▸ Texte de la page:
+ + + + +
Justice League. « De nombreux étudiants ont témoigné de leur inquiétude pour la suite de leur cursus universitaire », pointe l’un des juges. Pour cause : le report — voir l’annulation — de cours au coefficient parfois élevé. « C’est en effet regrettable », admet l’enseignant pour commencer mais, « ça ne les a pas empêchés de poursuivre leur cursus sans encombre ». Il en veut pour preuve le non-remplacement de ses cours magistraux dans les années qui ont suivi ces événements. « Lorsque j’ai demandé des explications sur ce point, on m’a signalé que dans l’ensemble, il n’y avait pas eu de problème particulier malgré ce mode dégradé », explique-t-il les yeux rivés sur les juges, les bras croisés et le dos bien droit, enfoncé dans sa chaise sur laquelle il se balance légèrement. Pour ce qui est des étudiants, M. X affirme également que sa volonté de faire en cours en présentiel « n’est qu’une question de justice ».
+ + + + +
▸ Consigne: Selon le texte de la page, comment M. X qualifie-t-il sa volonté de faire cours en présentiel ?

▸ Données brutes:
+ + + + +
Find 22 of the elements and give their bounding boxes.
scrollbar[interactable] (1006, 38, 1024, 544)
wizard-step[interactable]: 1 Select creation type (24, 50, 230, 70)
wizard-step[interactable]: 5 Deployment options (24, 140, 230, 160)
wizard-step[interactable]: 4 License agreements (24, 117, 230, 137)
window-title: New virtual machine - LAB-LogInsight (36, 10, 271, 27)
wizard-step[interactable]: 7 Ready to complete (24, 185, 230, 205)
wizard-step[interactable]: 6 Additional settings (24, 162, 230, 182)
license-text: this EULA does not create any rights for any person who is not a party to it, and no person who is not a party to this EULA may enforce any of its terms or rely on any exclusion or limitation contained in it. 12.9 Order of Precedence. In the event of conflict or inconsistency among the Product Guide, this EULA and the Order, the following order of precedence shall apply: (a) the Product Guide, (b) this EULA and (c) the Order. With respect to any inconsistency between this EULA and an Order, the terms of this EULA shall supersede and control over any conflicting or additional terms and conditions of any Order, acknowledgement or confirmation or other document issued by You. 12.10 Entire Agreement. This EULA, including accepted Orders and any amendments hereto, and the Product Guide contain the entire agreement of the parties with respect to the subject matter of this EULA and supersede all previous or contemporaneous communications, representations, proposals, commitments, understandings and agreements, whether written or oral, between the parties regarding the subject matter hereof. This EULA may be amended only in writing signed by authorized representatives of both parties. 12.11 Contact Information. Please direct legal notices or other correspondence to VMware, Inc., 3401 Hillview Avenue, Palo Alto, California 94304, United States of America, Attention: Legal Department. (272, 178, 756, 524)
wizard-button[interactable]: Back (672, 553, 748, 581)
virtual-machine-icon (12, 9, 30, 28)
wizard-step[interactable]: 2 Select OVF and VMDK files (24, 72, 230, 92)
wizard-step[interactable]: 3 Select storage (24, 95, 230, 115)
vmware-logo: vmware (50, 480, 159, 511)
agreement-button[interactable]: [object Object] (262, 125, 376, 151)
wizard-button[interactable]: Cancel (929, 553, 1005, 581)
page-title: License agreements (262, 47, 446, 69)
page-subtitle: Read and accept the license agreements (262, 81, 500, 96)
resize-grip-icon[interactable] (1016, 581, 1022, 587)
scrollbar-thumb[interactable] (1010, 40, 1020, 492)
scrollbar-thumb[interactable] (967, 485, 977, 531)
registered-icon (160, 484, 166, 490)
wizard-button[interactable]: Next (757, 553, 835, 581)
+ + + + +
▸ Votre solution: Il affirme que ce n'est qu'une question de justice.